##### Given data #####

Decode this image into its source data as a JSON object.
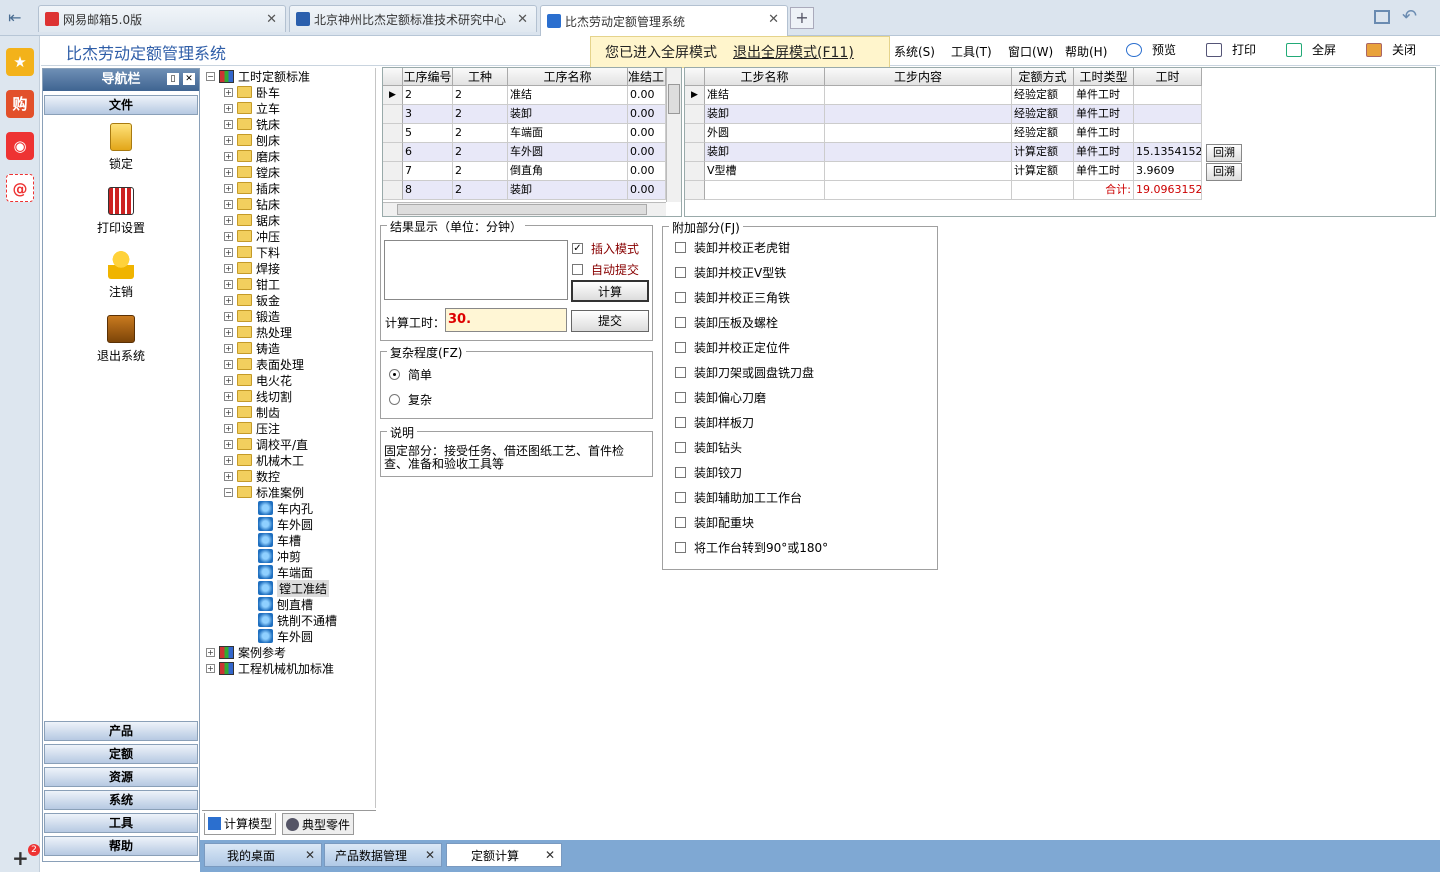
{
  "browser": {
    "tabs": [
      {
        "label": "网易邮箱5.0版",
        "color": "#d33"
      },
      {
        "label": "北京神州比杰定额标准技术研究中心",
        "color": "#2b5fad"
      },
      {
        "label": "比杰劳动定额管理系统",
        "color": "#2b6fcf"
      }
    ],
    "new_tab": "+",
    "notification_count": "2"
  },
  "app": {
    "title": "比杰劳动定额管理系统",
    "fullscreen_banner": "您已进入全屏模式",
    "exit_fullscreen": "退出全屏模式(F11)",
    "menus": [
      "系统(S)",
      "工具(T)",
      "窗口(W)",
      "帮助(H)"
    ],
    "toolbar": [
      "预览",
      "打印",
      "全屏",
      "关闭"
    ]
  },
  "nav": {
    "header": "导航栏",
    "section_top": "文件",
    "items": [
      "锁定",
      "打印设置",
      "注销",
      "退出系统"
    ],
    "sections_bottom": [
      "产品",
      "定额",
      "资源",
      "系统",
      "工具",
      "帮助"
    ]
  },
  "tree": {
    "root": "工时定额标准",
    "folders": [
      "卧车",
      "立车",
      "铣床",
      "刨床",
      "磨床",
      "镗床",
      "插床",
      "钻床",
      "锯床",
      "冲压",
      "下料",
      "焊接",
      "钳工",
      "钣金",
      "锻造",
      "热处理",
      "铸造",
      "表面处理",
      "电火花",
      "线切割",
      "制齿",
      "压注",
      "调校平/直",
      "机械木工",
      "数控"
    ],
    "open_folder": "标准案例",
    "leaves": [
      "车内孔",
      "车外圆",
      "车槽",
      "冲剪",
      "车端面",
      "镗工准结",
      "刨直槽",
      "铣削不通槽",
      "车外圆"
    ],
    "selected_leaf": "镗工准结",
    "other_roots": [
      "案例参考",
      "工程机械机加标准"
    ],
    "tabs": [
      "计算模型",
      "典型零件"
    ]
  },
  "process_grid": {
    "headers": [
      "工序编号",
      "工种",
      "工序名称",
      "准结工"
    ],
    "rows": [
      [
        "2",
        "2",
        "准结",
        "0.00"
      ],
      [
        "3",
        "2",
        "装卸",
        "0.00"
      ],
      [
        "5",
        "2",
        "车端面",
        "0.00"
      ],
      [
        "6",
        "2",
        "车外圆",
        "0.00"
      ],
      [
        "7",
        "2",
        "倒直角",
        "0.00"
      ],
      [
        "8",
        "2",
        "装卸",
        "0.00"
      ]
    ]
  },
  "step_grid": {
    "headers": [
      "工步名称",
      "工步内容",
      "定额方式",
      "工时类型",
      "工时"
    ],
    "rows": [
      [
        "准结",
        "",
        "经验定额",
        "单件工时",
        ""
      ],
      [
        "装卸",
        "",
        "经验定额",
        "单件工时",
        ""
      ],
      [
        "外圆",
        "",
        "经验定额",
        "单件工时",
        ""
      ],
      [
        "装卸",
        "",
        "计算定额",
        "单件工时",
        "15.1354152"
      ],
      [
        "V型槽",
        "",
        "计算定额",
        "单件工时",
        "3.9609"
      ]
    ],
    "total_label": "合计:",
    "total_value": "19.0963152",
    "backtrack": "回溯"
  },
  "result": {
    "legend": "结果显示（单位：分钟）",
    "insert_mode": "插入模式",
    "auto_submit": "自动提交",
    "calc_button": "计算",
    "submit_button": "提交",
    "calc_label": "计算工时：",
    "calc_value": "30."
  },
  "complexity": {
    "legend": "复杂程度(FZ)",
    "options": [
      "简单",
      "复杂"
    ]
  },
  "description": {
    "legend": "说明",
    "text": "固定部分：接受任务、借还图纸工艺、首件检查、准备和验收工具等"
  },
  "extra": {
    "legend": "附加部分(FJ)",
    "items": [
      "装卸并校正老虎钳",
      "装卸并校正V型铁",
      "装卸并校正三角铁",
      "装卸压板及螺栓",
      "装卸并校正定位件",
      "装卸刀架或圆盘铣刀盘",
      "装卸偏心刀磨",
      "装卸样板刀",
      "装卸钻头",
      "装卸铰刀",
      "装卸辅助加工工作台",
      "装卸配重块",
      "将工作台转到90°或180°"
    ]
  },
  "bottom_tabs": [
    "我的桌面",
    "产品数据管理",
    "定额计算"
  ]
}
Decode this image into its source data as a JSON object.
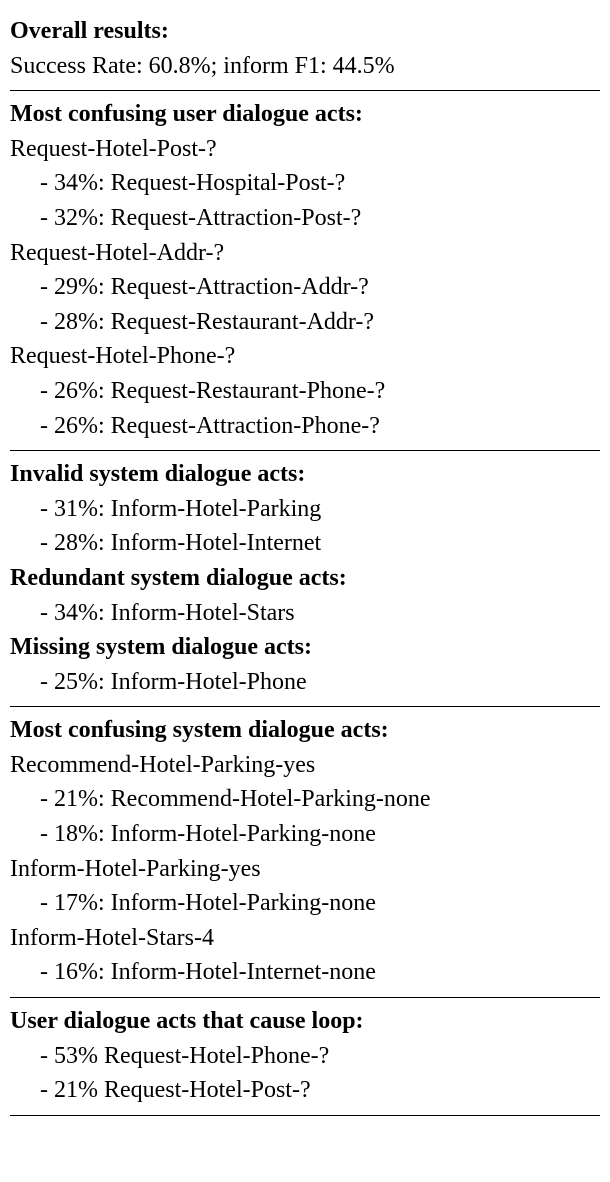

#####

What you will do: Leave out the pictures, and give all the records again exactly.

Task output:
Decode this image into its source data as a JSON object.
{
  "browser": {
    "tabs": [
      {
        "label": "网易邮箱5.0版",
        "color": "#d33"
      },
      {
        "label": "北京神州比杰定额标准技术研究中心",
        "color": "#2b5fad"
      },
      {
        "label": "比杰劳动定额管理系统",
        "color": "#2b6fcf"
      }
    ],
    "new_tab": "+",
    "notification_count": "2"
  },
  "app": {
    "title": "比杰劳动定额管理系统",
    "fullscreen_banner": "您已进入全屏模式",
    "exit_fullscreen": "退出全屏模式(F11)",
    "menus": [
      "系统(S)",
      "工具(T)",
      "窗口(W)",
      "帮助(H)"
    ],
    "toolbar": [
      "预览",
      "打印",
      "全屏",
      "关闭"
    ]
  },
  "nav": {
    "header": "导航栏",
    "section_top": "文件",
    "items": [
      "锁定",
      "打印设置",
      "注销",
      "退出系统"
    ],
    "sections_bottom": [
      "产品",
      "定额",
      "资源",
      "系统",
      "工具",
      "帮助"
    ]
  },
  "tree": {
    "root": "工时定额标准",
    "folders": [
      "卧车",
      "立车",
      "铣床",
      "刨床",
      "磨床",
      "镗床",
      "插床",
      "钻床",
      "锯床",
      "冲压",
      "下料",
      "焊接",
      "钳工",
      "钣金",
      "锻造",
      "热处理",
      "铸造",
      "表面处理",
      "电火花",
      "线切割",
      "制齿",
      "压注",
      "调校平/直",
      "机械木工",
      "数控"
    ],
    "open_folder": "标准案例",
    "leaves": [
      "车内孔",
      "车外圆",
      "车槽",
      "冲剪",
      "车端面",
      "镗工准结",
      "刨直槽",
      "铣削不通槽",
      "车外圆"
    ],
    "selected_leaf": "镗工准结",
    "other_roots": [
      "案例参考",
      "工程机械机加标准"
    ],
    "tabs": [
      "计算模型",
      "典型零件"
    ]
  },
  "process_grid": {
    "headers": [
      "工序编号",
      "工种",
      "工序名称",
      "准结工"
    ],
    "rows": [
      [
        "2",
        "2",
        "准结",
        "0.00"
      ],
      [
        "3",
        "2",
        "装卸",
        "0.00"
      ],
      [
        "5",
        "2",
        "车端面",
        "0.00"
      ],
      [
        "6",
        "2",
        "车外圆",
        "0.00"
      ],
      [
        "7",
        "2",
        "倒直角",
        "0.00"
      ],
      [
        "8",
        "2",
        "装卸",
        "0.00"
      ]
    ]
  },
  "step_grid": {
    "headers": [
      "工步名称",
      "工步内容",
      "定额方式",
      "工时类型",
      "工时"
    ],
    "rows": [
      [
        "准结",
        "",
        "经验定额",
        "单件工时",
        ""
      ],
      [
        "装卸",
        "",
        "经验定额",
        "单件工时",
        ""
      ],
      [
        "外圆",
        "",
        "经验定额",
        "单件工时",
        ""
      ],
      [
        "装卸",
        "",
        "计算定额",
        "单件工时",
        "15.1354152"
      ],
      [
        "V型槽",
        "",
        "计算定额",
        "单件工时",
        "3.9609"
      ]
    ],
    "total_label": "合计:",
    "total_value": "19.0963152",
    "backtrack": "回溯"
  },
  "result": {
    "legend": "结果显示（单位：分钟）",
    "insert_mode": "插入模式",
    "auto_submit": "自动提交",
    "calc_button": "计算",
    "submit_button": "提交",
    "calc_label": "计算工时：",
    "calc_value": "30."
  },
  "complexity": {
    "legend": "复杂程度(FZ)",
    "options": [
      "简单",
      "复杂"
    ]
  },
  "description": {
    "legend": "说明",
    "text": "固定部分：接受任务、借还图纸工艺、首件检查、准备和验收工具等"
  },
  "extra": {
    "legend": "附加部分(FJ)",
    "items": [
      "装卸并校正老虎钳",
      "装卸并校正V型铁",
      "装卸并校正三角铁",
      "装卸压板及螺栓",
      "装卸并校正定位件",
      "装卸刀架或圆盘铣刀盘",
      "装卸偏心刀磨",
      "装卸样板刀",
      "装卸钻头",
      "装卸铰刀",
      "装卸辅助加工工作台",
      "装卸配重块",
      "将工作台转到90°或180°"
    ]
  },
  "bottom_tabs": [
    "我的桌面",
    "产品数据管理",
    "定额计算"
  ]
}
Decode this image into its source data as a JSON object.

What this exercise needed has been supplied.